* _Page_

►

Example: A character wants to recharge a drained 02 electrocell on his Energy Scanner. He takes the 03 cell from his Chem Synthesizer, and stacks it (connects it to) the drained 02 cell. The 02 cell is fully recharged in 6 seconds (0.1 minutes), and the 03 cell has lost 1/10th of it’s charge.

[2.2] At the GM's discretion, electrocells for some items may use cell stacking while the item is in operation. Items that support this option will leave the flange end of the electrocell exposed. Cell stacking effectively doubles the duration or uses an item has available. See section [6.3] for special notes on double stacking beam weapon electrocells.

[2.3] Electrocells recharge at a rate contingent upon the rating of the power source, the rating of the cell being recharged, and the type of coupler being used. Recharging rates listed on table [2.3] are given in minutes for a full recharge. Cross reference the Power Source value with the value of the Recharging Cell. The number before the slash is the number of minutes to recharge using a standard coupler. The number after the slash is the number of minutes to recharge using a super conductor coupler, direct cell to outlet connection, or recharging via cell stacking.

◄

(Element and region listings)
►

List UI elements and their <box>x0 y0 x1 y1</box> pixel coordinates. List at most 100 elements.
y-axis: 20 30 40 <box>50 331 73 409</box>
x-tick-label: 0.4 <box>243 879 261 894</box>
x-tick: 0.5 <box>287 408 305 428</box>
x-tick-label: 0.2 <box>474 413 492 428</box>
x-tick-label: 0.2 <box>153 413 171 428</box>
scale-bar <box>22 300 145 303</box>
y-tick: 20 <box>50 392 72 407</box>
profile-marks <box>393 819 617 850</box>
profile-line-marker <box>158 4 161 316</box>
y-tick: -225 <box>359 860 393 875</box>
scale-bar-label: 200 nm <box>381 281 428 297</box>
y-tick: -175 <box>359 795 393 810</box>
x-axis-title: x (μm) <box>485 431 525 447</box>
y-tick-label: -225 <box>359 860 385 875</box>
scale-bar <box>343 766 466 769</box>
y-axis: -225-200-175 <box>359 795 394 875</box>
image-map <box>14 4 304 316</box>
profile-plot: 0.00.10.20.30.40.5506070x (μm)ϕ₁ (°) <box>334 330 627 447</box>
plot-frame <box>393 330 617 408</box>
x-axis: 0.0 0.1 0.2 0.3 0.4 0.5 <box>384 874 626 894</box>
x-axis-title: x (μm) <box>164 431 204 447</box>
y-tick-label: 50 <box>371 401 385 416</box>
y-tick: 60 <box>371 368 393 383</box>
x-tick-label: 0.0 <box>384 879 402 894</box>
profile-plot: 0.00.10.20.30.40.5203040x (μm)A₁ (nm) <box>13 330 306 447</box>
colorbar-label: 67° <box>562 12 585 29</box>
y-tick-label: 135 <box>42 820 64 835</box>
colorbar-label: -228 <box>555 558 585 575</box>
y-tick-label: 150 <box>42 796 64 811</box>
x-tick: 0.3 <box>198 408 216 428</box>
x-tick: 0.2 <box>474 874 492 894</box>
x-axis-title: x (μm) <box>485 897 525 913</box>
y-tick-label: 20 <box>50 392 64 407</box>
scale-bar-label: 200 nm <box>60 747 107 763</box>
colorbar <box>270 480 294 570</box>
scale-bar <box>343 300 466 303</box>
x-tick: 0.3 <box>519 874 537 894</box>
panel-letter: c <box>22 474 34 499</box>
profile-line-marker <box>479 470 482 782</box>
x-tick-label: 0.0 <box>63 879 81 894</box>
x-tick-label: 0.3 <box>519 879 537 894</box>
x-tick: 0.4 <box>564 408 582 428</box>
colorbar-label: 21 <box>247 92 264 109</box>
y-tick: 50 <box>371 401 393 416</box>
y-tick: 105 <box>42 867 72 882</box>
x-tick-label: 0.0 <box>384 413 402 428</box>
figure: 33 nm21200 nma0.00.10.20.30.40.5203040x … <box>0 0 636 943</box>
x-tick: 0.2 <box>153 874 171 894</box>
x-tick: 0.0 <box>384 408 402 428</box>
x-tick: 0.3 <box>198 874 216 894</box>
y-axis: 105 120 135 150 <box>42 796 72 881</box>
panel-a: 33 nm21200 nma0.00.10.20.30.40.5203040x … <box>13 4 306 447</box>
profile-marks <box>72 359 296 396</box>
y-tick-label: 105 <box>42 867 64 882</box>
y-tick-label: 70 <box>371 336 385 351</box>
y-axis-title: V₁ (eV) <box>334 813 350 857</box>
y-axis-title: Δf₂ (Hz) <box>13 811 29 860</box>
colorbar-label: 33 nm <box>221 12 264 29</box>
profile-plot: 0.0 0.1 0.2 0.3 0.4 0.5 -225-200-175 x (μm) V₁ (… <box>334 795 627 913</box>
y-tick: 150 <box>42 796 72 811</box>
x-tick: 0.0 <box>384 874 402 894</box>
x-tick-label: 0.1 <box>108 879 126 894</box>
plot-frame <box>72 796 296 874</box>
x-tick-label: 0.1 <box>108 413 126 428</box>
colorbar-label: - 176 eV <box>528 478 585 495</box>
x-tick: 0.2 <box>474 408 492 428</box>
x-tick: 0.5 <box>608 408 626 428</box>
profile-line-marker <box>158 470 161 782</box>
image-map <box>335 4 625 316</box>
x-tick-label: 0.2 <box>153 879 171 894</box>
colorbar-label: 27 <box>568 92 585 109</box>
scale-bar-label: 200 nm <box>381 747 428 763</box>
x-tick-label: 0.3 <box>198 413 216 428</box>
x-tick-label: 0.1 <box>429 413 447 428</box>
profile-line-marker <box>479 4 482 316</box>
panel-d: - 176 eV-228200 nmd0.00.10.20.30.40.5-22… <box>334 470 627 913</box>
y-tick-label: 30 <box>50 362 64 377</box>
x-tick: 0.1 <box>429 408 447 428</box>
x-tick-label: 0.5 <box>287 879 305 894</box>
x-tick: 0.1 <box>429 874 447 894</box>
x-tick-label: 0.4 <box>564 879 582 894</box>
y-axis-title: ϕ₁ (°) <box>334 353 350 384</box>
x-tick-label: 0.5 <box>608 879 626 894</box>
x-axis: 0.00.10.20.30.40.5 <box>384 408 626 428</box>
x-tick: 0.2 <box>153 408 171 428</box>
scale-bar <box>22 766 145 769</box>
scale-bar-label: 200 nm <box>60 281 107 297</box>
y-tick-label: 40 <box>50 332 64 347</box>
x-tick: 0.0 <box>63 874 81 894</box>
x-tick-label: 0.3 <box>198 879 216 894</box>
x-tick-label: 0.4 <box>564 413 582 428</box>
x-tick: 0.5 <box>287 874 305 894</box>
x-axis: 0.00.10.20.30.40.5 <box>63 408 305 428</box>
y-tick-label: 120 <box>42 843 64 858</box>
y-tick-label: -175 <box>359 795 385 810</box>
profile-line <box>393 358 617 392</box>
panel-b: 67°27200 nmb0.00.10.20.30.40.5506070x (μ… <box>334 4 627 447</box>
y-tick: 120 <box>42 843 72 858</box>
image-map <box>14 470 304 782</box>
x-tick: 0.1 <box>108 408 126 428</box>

◄

* _Your task_
Write the next part of the electrocell recharging rules, following on from their final sentence.

* _Result below_
Example: An 03 electrocell (100 power units) connected to an 03 power outlet with a standard coupler, will take 10 minutes to fully recharge. However, at 04 electrocell, being recharged at an 03 outlet via a standard coupler, would take 100 minutes to fully recharge.

[2.4] Various power converters are available that allow interface to other power sources. These converters are listed along with other power specific equipment in section [9] New Power Related Equipment. When calculating recharge rates with power converters in place, items still recharge at rate based on the recharging cell and the highest cell rating for the compatible connector type.

Example: When using a standard to light converter in order to recharge an 01 cell from an 03 source, the source is treated as an 02 source for determining recharge rates. However, the amount of charge lost by the source is still based on the number of units drained in the recharging. In this example, 1/100th of the sources available power.

[2.5] Power generation systems are available to generate power, or re-charge electrocells. These power related include solar panels, all fuel generators, and portable fusion plants. These items are listed in table [9.0] New Power Related Equipment, with additional details in section 9.1.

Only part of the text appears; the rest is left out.